:: Raw data ::

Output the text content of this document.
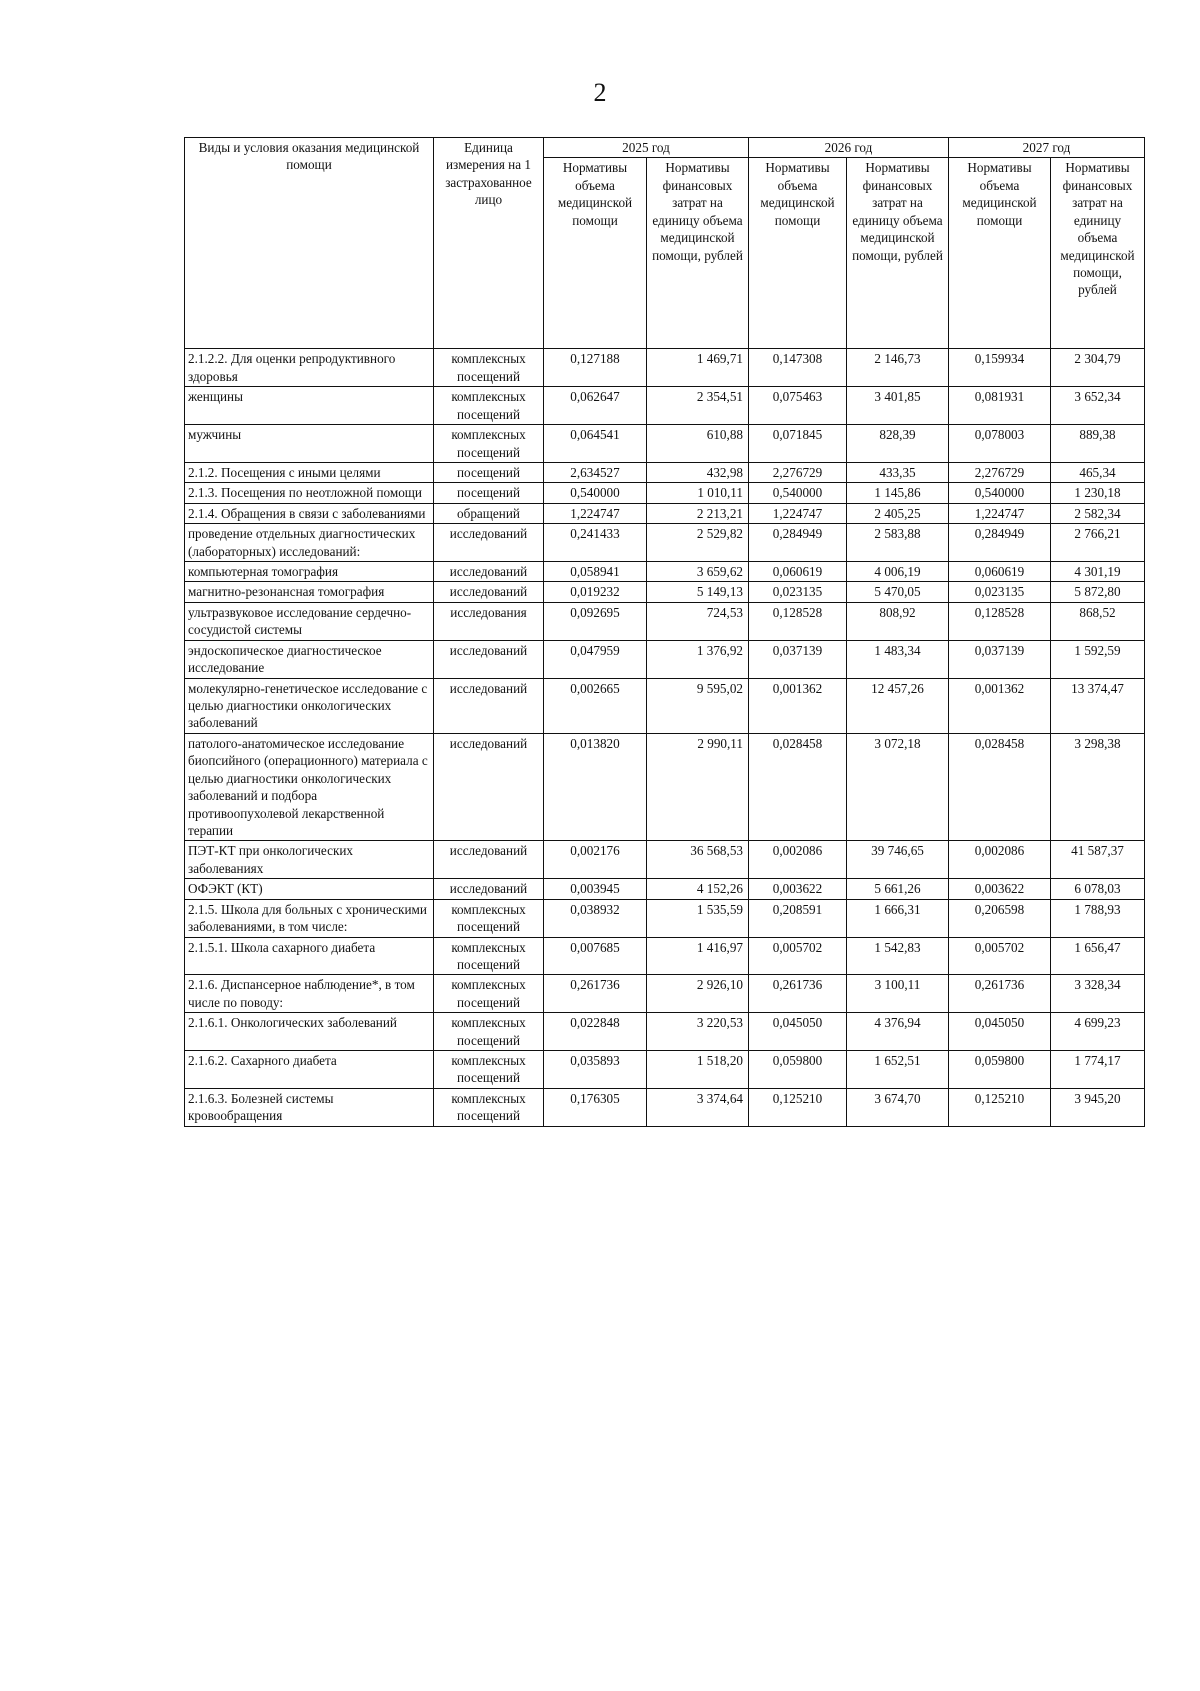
2
Виды и условия оказания медицинской помощи	Единица измерения на 1 застрахованное лицо	2025 год		2026 год		2027 год	
		Нормативы объема медицинской помощи	Нормативы финансовых затрат на единицу объема медицинской помощи, рублей	Нормативы объема медицинской помощи	Нормативы финансовых затрат на единицу объема медицинской помощи, рублей	Нормативы объема медицинской помощи	Нормативы финансовых затрат на единицу объема медицинской помощи, рублей
2.1.2.2. Для оценки репродуктивного здоровья	комплексных посещений	0,127188	1 469,71	0,147308	2 146,73	0,159934	2 304,79
женщины	комплексных посещений	0,062647	2 354,51	0,075463	3 401,85	0,081931	3 652,34
мужчины	комплексных посещений	0,064541	610,88	0,071845	828,39	0,078003	889,38
2.1.2. Посещения с иными целями	посещений	2,634527	432,98	2,276729	433,35	2,276729	465,34
2.1.3. Посещения по неотложной помощи	посещений	0,540000	1 010,11	0,540000	1 145,86	0,540000	1 230,18
2.1.4. Обращения в связи с заболеваниями	обращений	1,224747	2 213,21	1,224747	2 405,25	1,224747	2 582,34
проведение отдельных диагностических (лабораторных) исследований:	исследований	0,241433	2 529,82	0,284949	2 583,88	0,284949	2 766,21
компьютерная томография	исследований	0,058941	3 659,62	0,060619	4 006,19	0,060619	4 301,19
магнитно-резонансная томография	исследований	0,019232	5 149,13	0,023135	5 470,05	0,023135	5 872,80
ультразвуковое исследование сердечно-сосудистой системы	исследования	0,092695	724,53	0,128528	808,92	0,128528	868,52
эндоскопическое диагностическое исследование	исследований	0,047959	1 376,92	0,037139	1 483,34	0,037139	1 592,59
молекулярно-генетическое исследование с целью диагностики онкологических заболеваний	исследований	0,002665	9 595,02	0,001362	12 457,26	0,001362	13 374,47
патолого-анатомическое исследование биопсийного (операционного) материала с целью диагностики онкологических заболеваний и подбора противоопухолевой лекарственной терапии	исследований	0,013820	2 990,11	0,028458	3 072,18	0,028458	3 298,38
ПЭТ-КТ при онкологических заболеваниях	исследований	0,002176	36 568,53	0,002086	39 746,65	0,002086	41 587,37
ОФЭКТ (КТ)	исследований	0,003945	4 152,26	0,003622	5 661,26	0,003622	6 078,03
2.1.5. Школа для больных с хроническими заболеваниями, в том числе:	комплексных посещений	0,038932	1 535,59	0,208591	1 666,31	0,206598	1 788,93
2.1.5.1. Школа сахарного диабета	комплексных посещений	0,007685	1 416,97	0,005702	1 542,83	0,005702	1 656,47
2.1.6. Диспансерное наблюдение*, в том числе по поводу:	комплексных посещений	0,261736	2 926,10	0,261736	3 100,11	0,261736	3 328,34
2.1.6.1. Онкологических заболеваний	комплексных посещений	0,022848	3 220,53	0,045050	4 376,94	0,045050	4 699,23
2.1.6.2. Сахарного диабета	комплексных посещений	0,035893	1 518,20	0,059800	1 652,51	0,059800	1 774,17
2.1.6.3. Болезней системы кровообращения	комплексных посещений	0,176305	3 374,64	0,125210	3 674,70	0,125210	3 945,20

:::

## Exercise objective
Take each line of the material that contains the word "числе" and list it.

## The solution
2.1.5. Школа для больных с хроническими заболеваниями, в том числе:	комплексных посещений	0,038932	1 535,59	0,208591	1 666,31	0,206598	1 788,93
2.1.6. Диспансерное наблюдение*, в том числе по поводу:	комплексных посещений	0,261736	2 926,10	0,261736	3 100,11	0,261736	3 328,34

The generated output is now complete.